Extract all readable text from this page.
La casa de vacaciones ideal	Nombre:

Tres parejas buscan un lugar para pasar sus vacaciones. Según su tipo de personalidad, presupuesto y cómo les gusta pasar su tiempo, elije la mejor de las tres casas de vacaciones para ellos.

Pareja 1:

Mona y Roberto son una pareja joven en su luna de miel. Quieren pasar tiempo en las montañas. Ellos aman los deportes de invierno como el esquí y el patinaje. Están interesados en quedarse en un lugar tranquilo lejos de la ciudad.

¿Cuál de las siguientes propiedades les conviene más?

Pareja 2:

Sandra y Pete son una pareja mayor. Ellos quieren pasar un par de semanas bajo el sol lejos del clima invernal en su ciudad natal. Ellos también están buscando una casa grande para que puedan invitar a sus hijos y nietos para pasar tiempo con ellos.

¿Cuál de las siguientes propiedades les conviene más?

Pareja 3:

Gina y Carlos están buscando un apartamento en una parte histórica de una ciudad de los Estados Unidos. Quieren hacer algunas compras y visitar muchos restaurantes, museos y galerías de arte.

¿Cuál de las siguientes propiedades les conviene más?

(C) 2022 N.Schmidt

☆ ☆ ☆ ☆ ☆

Pick out lines containing the word "buscando", each one as written.

## [Exercise result]
Sandra y Pete son una pareja mayor. Ellos quieren pasar un par de semanas bajo el sol lejos del clima invernal en su ciudad natal. Ellos también están buscando una casa grande para que puedan invitar a sus hijos y nietos para pasar tiempo con ellos.
Gina y Carlos están buscando un apartamento en una parte histórica de una ciudad de los Estados Unidos. Quieren hacer algunas compras y visitar muchos restaurantes, museos y galerías de arte.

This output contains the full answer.